What is expected: From the listing below, extract every line in which the word "cars" appears.

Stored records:
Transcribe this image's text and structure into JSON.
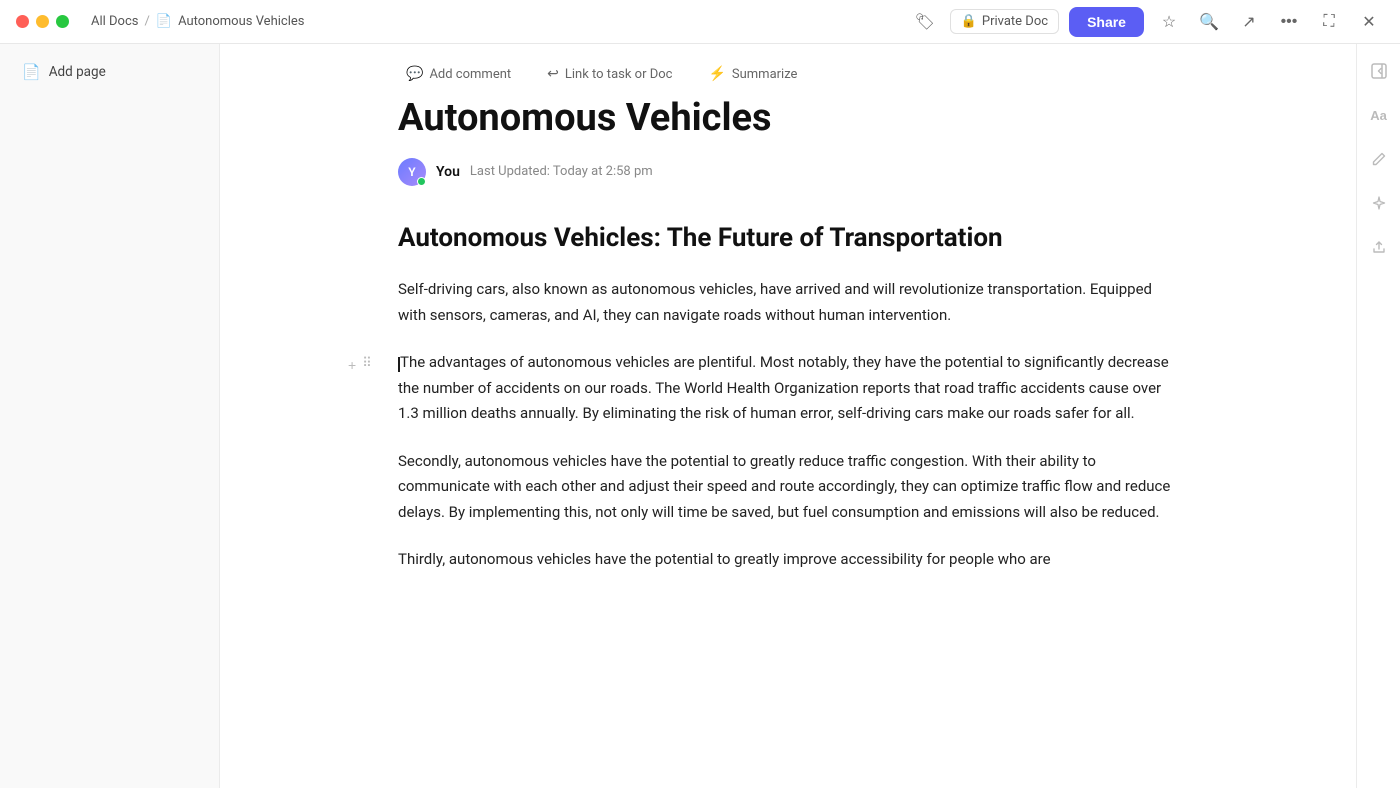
{
  "window": {
    "title": "Autonomous Vehicles"
  },
  "titlebar": {
    "all_docs": "All Docs",
    "separator": "/",
    "doc_title": "Autonomous Vehicles",
    "private_label": "Private Doc",
    "share_label": "Share"
  },
  "toolbar": {
    "add_comment": "Add comment",
    "link_task": "Link to task or Doc",
    "summarize": "Summarize"
  },
  "sidebar": {
    "add_page": "Add page"
  },
  "doc": {
    "title": "Autonomous Vehicles",
    "heading": "Autonomous Vehicles: The Future of Transportation",
    "author": "You",
    "last_updated": "Last Updated: Today at 2:58 pm",
    "paragraphs": [
      "Self-driving cars, also known as autonomous vehicles, have arrived and will revolutionize transportation. Equipped with sensors, cameras, and AI, they can navigate roads without human intervention.",
      "The advantages of autonomous vehicles are plentiful. Most notably, they have the potential to significantly decrease the number of accidents on our roads. The World Health Organization reports that road traffic accidents cause over 1.3 million deaths annually. By eliminating the risk of human error, self-driving cars make our roads safer for all.",
      "Secondly, autonomous vehicles have the potential to greatly reduce traffic congestion. With their ability to communicate with each other and adjust their speed and route accordingly, they can optimize traffic flow and reduce delays. By implementing this, not only will time be saved, but fuel consumption and emissions will also be reduced.",
      "Thirdly, autonomous vehicles have the potential to greatly improve accessibility for people who are"
    ]
  },
  "right_sidebar": {
    "icons": [
      "collapse",
      "font-size",
      "share-alt",
      "sparkles",
      "upload"
    ]
  }
}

Full response:
      "Self-driving cars, also known as autonomous vehicles, have arrived and will revolutionize transportation. Equipped with sensors, cameras, and AI, they can navigate roads without human intervention.",
      "The advantages of autonomous vehicles are plentiful. Most notably, they have the potential to significantly decrease the number of accidents on our roads. The World Health Organization reports that road traffic accidents cause over 1.3 million deaths annually. By eliminating the risk of human error, self-driving cars make our roads safer for all.",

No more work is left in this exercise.